Exercise prompt => Copy the entries below, replacing each occurrence of "Auction" with "Offering" and leaving everything else unchanged.

Excerpted data =>
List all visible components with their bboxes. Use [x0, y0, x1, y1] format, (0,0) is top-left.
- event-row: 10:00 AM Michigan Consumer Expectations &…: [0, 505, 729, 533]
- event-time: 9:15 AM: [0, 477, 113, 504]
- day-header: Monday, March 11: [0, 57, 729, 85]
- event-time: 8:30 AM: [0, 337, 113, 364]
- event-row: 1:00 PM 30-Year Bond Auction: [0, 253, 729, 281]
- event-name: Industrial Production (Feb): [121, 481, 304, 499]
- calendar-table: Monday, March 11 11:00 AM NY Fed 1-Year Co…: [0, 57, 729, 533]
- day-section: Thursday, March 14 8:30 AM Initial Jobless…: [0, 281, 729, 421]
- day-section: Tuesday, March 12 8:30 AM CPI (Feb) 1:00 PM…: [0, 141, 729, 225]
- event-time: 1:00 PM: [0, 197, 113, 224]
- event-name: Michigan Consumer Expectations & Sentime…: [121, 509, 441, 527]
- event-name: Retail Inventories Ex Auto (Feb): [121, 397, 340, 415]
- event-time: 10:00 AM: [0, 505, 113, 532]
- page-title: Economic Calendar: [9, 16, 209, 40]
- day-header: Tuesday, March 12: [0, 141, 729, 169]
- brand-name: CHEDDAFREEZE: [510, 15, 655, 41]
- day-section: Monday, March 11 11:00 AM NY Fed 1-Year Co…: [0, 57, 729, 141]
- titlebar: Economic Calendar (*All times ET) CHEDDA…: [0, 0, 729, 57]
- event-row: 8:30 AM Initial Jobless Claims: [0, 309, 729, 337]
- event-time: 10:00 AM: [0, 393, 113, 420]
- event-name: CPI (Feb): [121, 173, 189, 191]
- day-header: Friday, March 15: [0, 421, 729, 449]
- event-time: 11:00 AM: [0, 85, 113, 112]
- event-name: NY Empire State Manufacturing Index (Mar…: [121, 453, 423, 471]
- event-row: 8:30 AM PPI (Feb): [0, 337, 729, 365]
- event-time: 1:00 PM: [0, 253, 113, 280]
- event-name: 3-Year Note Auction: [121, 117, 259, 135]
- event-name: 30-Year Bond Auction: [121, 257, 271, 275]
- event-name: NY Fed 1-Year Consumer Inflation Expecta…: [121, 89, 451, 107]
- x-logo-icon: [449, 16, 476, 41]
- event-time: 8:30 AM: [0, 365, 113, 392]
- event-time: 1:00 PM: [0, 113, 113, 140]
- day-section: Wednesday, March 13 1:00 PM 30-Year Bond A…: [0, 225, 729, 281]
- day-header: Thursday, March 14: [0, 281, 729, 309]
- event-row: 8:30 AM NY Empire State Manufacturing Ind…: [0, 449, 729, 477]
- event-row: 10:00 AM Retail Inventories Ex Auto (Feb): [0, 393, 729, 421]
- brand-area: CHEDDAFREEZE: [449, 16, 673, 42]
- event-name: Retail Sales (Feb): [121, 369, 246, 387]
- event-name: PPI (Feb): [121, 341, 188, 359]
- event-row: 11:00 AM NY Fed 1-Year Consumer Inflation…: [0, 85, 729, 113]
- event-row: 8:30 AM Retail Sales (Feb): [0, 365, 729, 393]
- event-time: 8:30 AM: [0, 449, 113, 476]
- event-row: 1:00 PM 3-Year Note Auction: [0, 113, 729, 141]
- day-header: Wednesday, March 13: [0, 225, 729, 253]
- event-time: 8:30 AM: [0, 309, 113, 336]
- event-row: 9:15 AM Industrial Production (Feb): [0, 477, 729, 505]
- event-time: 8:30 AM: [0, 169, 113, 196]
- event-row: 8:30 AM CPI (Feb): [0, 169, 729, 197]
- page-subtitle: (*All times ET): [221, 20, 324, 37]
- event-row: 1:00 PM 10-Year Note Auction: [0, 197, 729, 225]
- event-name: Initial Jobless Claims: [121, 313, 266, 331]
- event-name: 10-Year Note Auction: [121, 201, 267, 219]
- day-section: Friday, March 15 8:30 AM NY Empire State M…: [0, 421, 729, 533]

Output of the task =>
List all visible components with their bboxes. Use [x0, y0, x1, y1] format, (0,0) is top-left.
- event-row: 10:00 AM Michigan Consumer Expectations &…: [0, 505, 729, 533]
- event-time: 9:15 AM: [0, 477, 113, 504]
- day-header: Monday, March 11: [0, 57, 729, 85]
- event-time: 8:30 AM: [0, 337, 113, 364]
- event-row: 1:00 PM 30-Year Bond Offering: [0, 253, 729, 281]
- event-name: Industrial Production (Feb): [121, 481, 304, 499]
- calendar-table: Monday, March 11 11:00 AM NY Fed 1-Year Co…: [0, 57, 729, 533]
- day-section: Thursday, March 14 8:30 AM Initial Jobless…: [0, 281, 729, 421]
- day-section: Tuesday, March 12 8:30 AM CPI (Feb) 1:00 PM…: [0, 141, 729, 225]
- event-time: 1:00 PM: [0, 197, 113, 224]
- event-name: Michigan Consumer Expectations & Sentime…: [121, 509, 441, 527]
- event-name: Retail Inventories Ex Auto (Feb): [121, 397, 340, 415]
- event-time: 10:00 AM: [0, 505, 113, 532]
- page-title: Economic Calendar: [9, 16, 209, 40]
- day-header: Tuesday, March 12: [0, 141, 729, 169]
- brand-name: CHEDDAFREEZE: [510, 15, 655, 41]
- day-section: Monday, March 11 11:00 AM NY Fed 1-Year Co…: [0, 57, 729, 141]
- titlebar: Economic Calendar (*All times ET) CHEDDA…: [0, 0, 729, 57]
- event-row: 8:30 AM Initial Jobless Claims: [0, 309, 729, 337]
- event-time: 10:00 AM: [0, 393, 113, 420]
- event-name: CPI (Feb): [121, 173, 189, 191]
- day-header: Friday, March 15: [0, 421, 729, 449]
- event-time: 11:00 AM: [0, 85, 113, 112]
- event-name: NY Empire State Manufacturing Index (Mar…: [121, 453, 423, 471]
- event-row: 8:30 AM PPI (Feb): [0, 337, 729, 365]
- event-time: 1:00 PM: [0, 253, 113, 280]
- event-name: 3-Year Note Offering: [121, 117, 259, 135]
- event-name: 30-Year Bond Offering: [121, 257, 271, 275]
- event-name: NY Fed 1-Year Consumer Inflation Expecta…: [121, 89, 451, 107]
- x-logo-icon: [449, 16, 476, 41]
- event-time: 8:30 AM: [0, 365, 113, 392]
- event-time: 1:00 PM: [0, 113, 113, 140]
- day-section: Wednesday, March 13 1:00 PM 30-Year Bond A…: [0, 225, 729, 281]
- day-header: Thursday, March 14: [0, 281, 729, 309]
- event-row: 8:30 AM NY Empire State Manufacturing Ind…: [0, 449, 729, 477]
- event-row: 10:00 AM Retail Inventories Ex Auto (Feb): [0, 393, 729, 421]
- brand-area: CHEDDAFREEZE: [449, 16, 673, 42]
- event-name: Retail Sales (Feb): [121, 369, 246, 387]
- event-name: PPI (Feb): [121, 341, 188, 359]
- event-row: 11:00 AM NY Fed 1-Year Consumer Inflation…: [0, 85, 729, 113]
- event-row: 8:30 AM Retail Sales (Feb): [0, 365, 729, 393]
- event-time: 8:30 AM: [0, 449, 113, 476]
- event-row: 1:00 PM 3-Year Note Offering: [0, 113, 729, 141]
- day-header: Wednesday, March 13: [0, 225, 729, 253]
- event-time: 8:30 AM: [0, 309, 113, 336]
- event-row: 9:15 AM Industrial Production (Feb): [0, 477, 729, 505]
- event-time: 8:30 AM: [0, 169, 113, 196]
- event-row: 8:30 AM CPI (Feb): [0, 169, 729, 197]
- page-subtitle: (*All times ET): [221, 20, 324, 37]
- event-row: 1:00 PM 10-Year Note Offering: [0, 197, 729, 225]
- event-name: Initial Jobless Claims: [121, 313, 266, 331]
- event-name: 10-Year Note Offering: [121, 201, 267, 219]
- day-section: Friday, March 15 8:30 AM NY Empire State M…: [0, 421, 729, 533]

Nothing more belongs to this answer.